[Task requirements]:
Go through the entries below and copy each line containing the word "настоящую".

[Data records]:
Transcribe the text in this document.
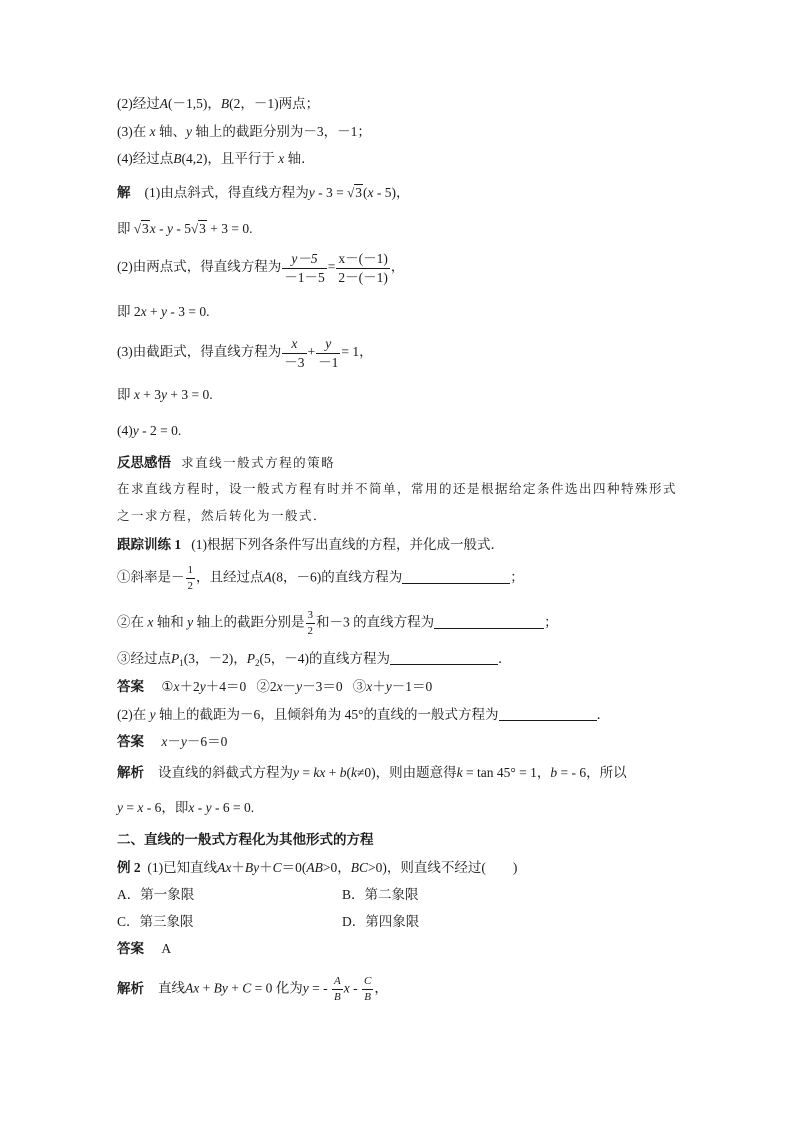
(2)经过A(－1,5)，B(2，－1)两点；
(3)在 x 轴、y 轴上的截距分别为－3，－1；
(4)经过点B(4,2)，且平行于 x 轴．
解 (1)由点斜式，得直线方程为y - 3 = √3(x - 5)，
即 √3x - y - 5√3 + 3 = 0.
(2)由两点式，得直线方程为 $\frac{y-5}{-1-5} = \frac{x-(-1)}{2-(-1)}$ ，
即 2x + y - 3 = 0.
(3)由截距式，得直线方程为 $\frac{x}{-3} + \frac{y}{-1} = 1$，
即 x + 3y + 3 = 0.
(4)y - 2 = 0.
反思感悟 求直线一般式方程的策略
在求直线方程时，设一般式方程有时并不简单，常用的还是根据给定条件选出四种特殊形式
之一求方程，然后转化为一般式．
跟踪训练 1 (1)根据下列各条件写出直线的方程，并化成一般式．
①斜率是－ $\frac{1}{2}$ ，且经过点A(8，－6)的直线方程为	；
②在 x 轴和 y 轴上的截距分别是 $\frac{3}{2}$ 和－3 的直线方程为	；
③经过点$P_1(3$，－2)，$P_2(5$，－4)的直线方程为	．
答案 ①x＋2y＋4＝0 ②2x－y－3＝0 ③x＋y－1＝0
(2)在 y 轴上的截距为－6，且倾斜角为 45°的直线的一般式方程为	．
答案 x－y－6＝0
解析 设直线的斜截式方程为y = kx + b(k≠0)，则由题意得k = tan 45° = 1，b = - 6，所以
y = x - 6，即x - y - 6 = 0.
二、直线的一般式方程化为其他形式的方程
例 2 (1)已知直线Ax＋By＋C＝0(AB>0，BC>0)，则直线不经过(　　)
A．第一象限	B．第二象限
C．第三象限	D．第四象限
答案 A
解析 直线Ax + By + C = 0 化为y = - $\frac{A}{B}$ x - $\frac{C}{B}$ ，
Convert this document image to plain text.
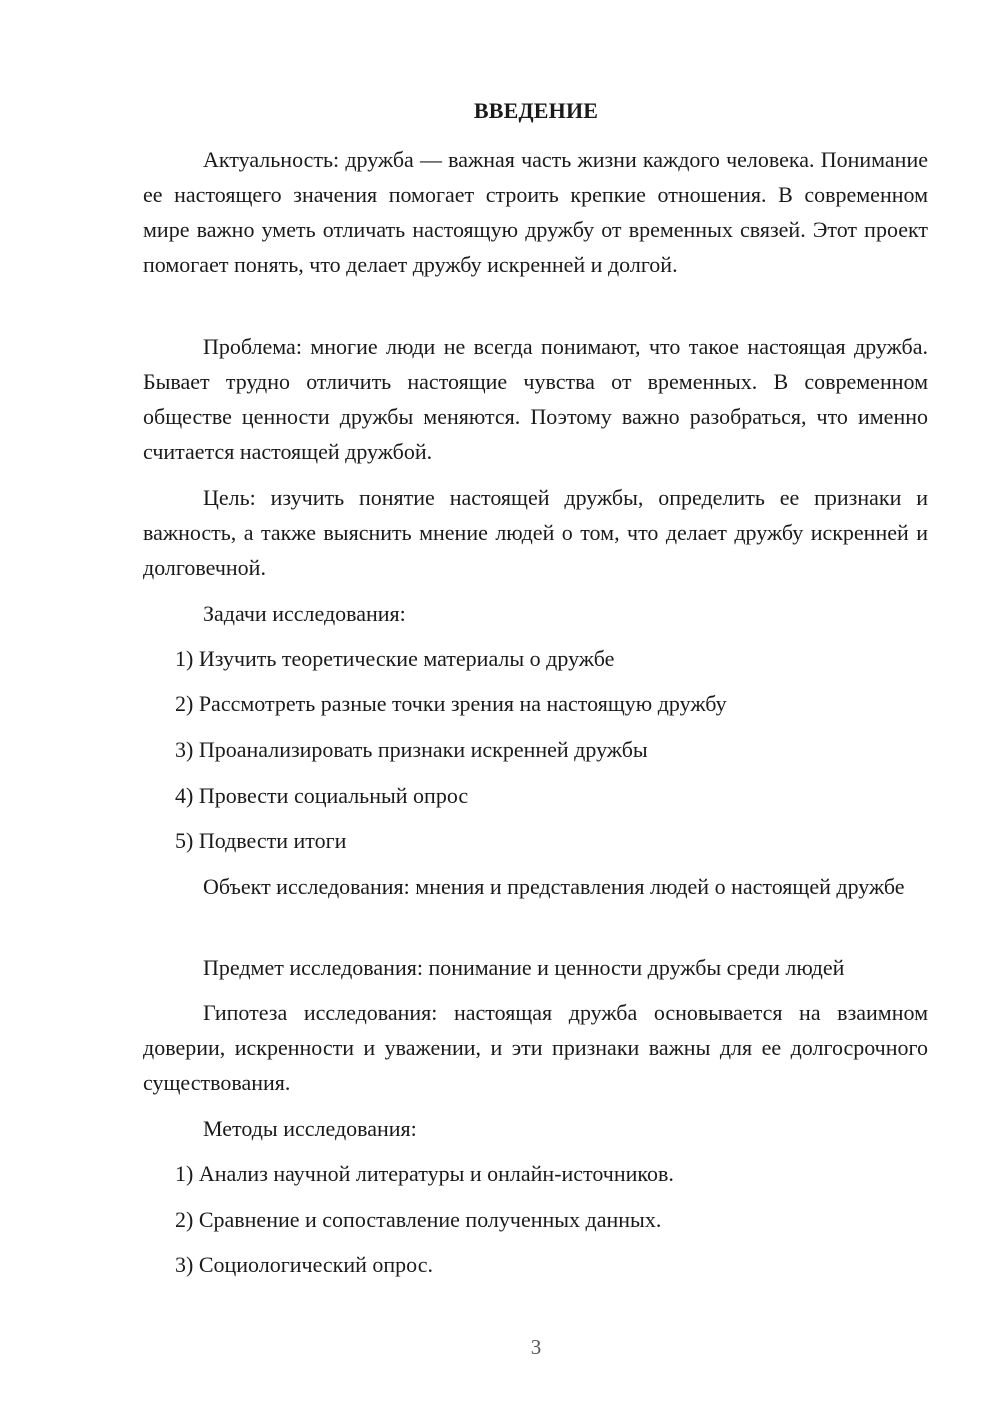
ВВЕДЕНИЕ

Актуальность: дружба — важная часть жизни каждого человека. Понимание ее настоящего значения помогает строить крепкие отношения. В современном мире важно уметь отличать настоящую дружбу от временных связей. Этот проект помогает понять, что делает дружбу искренней и долгой.

Проблема: многие люди не всегда понимают, что такое настоящая дружба. Бывает трудно отличить настоящие чувства от временных. В современном обществе ценности дружбы меняются. Поэтому важно разобраться, что именно считается настоящей дружбой.

Цель: изучить понятие настоящей дружбы, определить ее признаки и важность, а также выяснить мнение людей о том, что делает дружбу искренней и долговечной.

Задачи исследования:

1) Изучить теоретические материалы о дружбе
2) Рассмотреть разные точки зрения на настоящую дружбу
3) Проанализировать признаки искренней дружбы
4) Провести социальный опрос
5) Подвести итоги

Объект исследования: мнения и представления людей о настоящей дружбе

Предмет исследования: понимание и ценности дружбы среди людей

Гипотеза исследования: настоящая дружба основывается на взаимном доверии, искренности и уважении, и эти признаки важны для ее долгосрочного существования.

Методы исследования:

1) Анализ научной литературы и онлайн-источников.
2) Сравнение и сопоставление полученных данных.
3) Социологический опрос.
3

[Exercise result]:
Актуальность: дружба — важная часть жизни каждого человека. Понимание ее настоящего значения помогает строить крепкие отношения. В современном мире важно уметь отличать настоящую дружбу от временных связей. Этот проект помогает понять, что делает дружбу искренней и долгой.
2) Рассмотреть разные точки зрения на настоящую дружбу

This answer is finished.